Begin Given records

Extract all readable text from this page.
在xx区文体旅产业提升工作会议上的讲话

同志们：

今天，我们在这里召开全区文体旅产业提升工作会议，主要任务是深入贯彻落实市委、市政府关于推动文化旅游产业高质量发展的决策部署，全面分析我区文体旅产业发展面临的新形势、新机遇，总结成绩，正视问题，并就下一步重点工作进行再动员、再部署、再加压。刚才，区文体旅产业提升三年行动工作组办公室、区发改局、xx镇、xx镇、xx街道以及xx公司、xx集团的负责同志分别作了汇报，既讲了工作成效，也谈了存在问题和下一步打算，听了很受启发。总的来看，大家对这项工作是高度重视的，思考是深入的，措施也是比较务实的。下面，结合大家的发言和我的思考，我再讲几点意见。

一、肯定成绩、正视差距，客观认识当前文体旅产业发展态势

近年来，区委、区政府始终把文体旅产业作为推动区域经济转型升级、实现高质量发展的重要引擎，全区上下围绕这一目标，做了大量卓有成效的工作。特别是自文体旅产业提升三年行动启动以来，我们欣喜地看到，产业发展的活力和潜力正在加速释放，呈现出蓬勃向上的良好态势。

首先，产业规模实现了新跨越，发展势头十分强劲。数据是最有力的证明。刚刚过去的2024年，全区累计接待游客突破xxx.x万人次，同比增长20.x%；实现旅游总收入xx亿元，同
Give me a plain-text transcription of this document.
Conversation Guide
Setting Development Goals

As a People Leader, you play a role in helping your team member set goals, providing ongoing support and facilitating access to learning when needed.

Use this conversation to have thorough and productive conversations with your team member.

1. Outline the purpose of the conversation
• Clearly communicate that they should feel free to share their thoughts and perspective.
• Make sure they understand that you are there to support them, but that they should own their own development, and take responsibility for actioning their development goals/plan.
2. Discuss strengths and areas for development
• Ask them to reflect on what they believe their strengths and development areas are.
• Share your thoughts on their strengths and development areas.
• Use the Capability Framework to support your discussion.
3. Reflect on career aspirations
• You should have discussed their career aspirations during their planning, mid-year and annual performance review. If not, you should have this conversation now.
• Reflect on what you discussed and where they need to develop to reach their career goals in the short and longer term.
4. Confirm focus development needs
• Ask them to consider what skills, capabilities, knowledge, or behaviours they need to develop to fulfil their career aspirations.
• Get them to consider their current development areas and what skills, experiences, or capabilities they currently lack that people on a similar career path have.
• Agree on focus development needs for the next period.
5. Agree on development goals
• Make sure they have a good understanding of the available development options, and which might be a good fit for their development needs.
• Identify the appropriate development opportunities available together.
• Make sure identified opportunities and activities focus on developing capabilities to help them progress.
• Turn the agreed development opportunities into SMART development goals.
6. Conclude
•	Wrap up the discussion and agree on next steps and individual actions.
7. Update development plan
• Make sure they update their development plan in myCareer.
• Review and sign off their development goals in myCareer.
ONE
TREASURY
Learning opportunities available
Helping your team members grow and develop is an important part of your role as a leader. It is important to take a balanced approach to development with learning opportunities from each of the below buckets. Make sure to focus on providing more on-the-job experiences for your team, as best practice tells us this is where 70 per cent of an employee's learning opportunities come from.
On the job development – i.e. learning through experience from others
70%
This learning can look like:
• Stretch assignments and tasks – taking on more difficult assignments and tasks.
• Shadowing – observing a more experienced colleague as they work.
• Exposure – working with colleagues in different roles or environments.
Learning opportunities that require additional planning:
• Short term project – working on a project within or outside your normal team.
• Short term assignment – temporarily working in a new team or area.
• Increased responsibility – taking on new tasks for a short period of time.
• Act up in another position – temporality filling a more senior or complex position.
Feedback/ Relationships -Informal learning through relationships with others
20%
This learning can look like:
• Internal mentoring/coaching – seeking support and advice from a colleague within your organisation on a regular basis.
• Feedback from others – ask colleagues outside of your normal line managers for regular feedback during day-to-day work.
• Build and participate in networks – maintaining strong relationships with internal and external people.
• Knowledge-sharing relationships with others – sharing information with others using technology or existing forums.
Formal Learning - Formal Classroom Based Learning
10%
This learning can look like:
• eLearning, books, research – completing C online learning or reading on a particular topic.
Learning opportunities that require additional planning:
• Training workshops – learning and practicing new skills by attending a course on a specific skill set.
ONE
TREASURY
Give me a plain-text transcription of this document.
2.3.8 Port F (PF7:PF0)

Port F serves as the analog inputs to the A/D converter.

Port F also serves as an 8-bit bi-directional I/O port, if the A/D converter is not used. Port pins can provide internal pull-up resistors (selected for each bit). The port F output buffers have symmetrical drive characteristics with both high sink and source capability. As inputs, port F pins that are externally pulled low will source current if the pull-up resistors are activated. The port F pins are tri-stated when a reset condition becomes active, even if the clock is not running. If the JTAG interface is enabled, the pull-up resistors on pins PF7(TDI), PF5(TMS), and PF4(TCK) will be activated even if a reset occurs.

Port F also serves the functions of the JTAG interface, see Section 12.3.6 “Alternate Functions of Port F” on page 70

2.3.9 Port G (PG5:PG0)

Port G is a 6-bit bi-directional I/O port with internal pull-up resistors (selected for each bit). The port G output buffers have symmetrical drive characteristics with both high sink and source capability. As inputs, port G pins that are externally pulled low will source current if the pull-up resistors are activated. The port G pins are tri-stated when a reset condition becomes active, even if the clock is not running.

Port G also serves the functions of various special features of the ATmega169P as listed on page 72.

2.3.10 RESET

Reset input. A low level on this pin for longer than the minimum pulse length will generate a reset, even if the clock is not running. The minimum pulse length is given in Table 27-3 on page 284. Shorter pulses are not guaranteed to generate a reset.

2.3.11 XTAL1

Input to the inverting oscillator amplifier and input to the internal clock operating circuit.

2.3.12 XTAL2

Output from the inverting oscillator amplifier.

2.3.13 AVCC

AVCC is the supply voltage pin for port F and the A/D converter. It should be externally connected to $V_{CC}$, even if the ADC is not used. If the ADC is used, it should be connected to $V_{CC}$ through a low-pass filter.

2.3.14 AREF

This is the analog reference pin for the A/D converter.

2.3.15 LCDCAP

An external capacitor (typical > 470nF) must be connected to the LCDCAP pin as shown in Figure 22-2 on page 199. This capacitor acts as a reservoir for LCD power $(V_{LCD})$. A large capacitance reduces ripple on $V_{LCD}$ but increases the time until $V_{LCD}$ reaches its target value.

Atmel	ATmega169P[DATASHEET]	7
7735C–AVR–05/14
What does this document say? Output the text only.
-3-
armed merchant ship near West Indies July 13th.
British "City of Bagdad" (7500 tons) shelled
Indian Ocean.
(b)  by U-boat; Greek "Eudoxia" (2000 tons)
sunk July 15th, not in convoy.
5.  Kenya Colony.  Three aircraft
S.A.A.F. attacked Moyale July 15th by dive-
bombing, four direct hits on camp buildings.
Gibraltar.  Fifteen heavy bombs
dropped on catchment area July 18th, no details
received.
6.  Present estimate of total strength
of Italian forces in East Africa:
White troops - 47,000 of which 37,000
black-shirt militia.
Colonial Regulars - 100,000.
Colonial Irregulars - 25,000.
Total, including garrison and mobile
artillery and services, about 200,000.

End Given records

* Task instructions *
Leave out every line without the string "period" and copy the rest.

* Task response *
• Agree on focus development needs for the next period.
• Increased responsibility – taking on new tasks for a short period of time.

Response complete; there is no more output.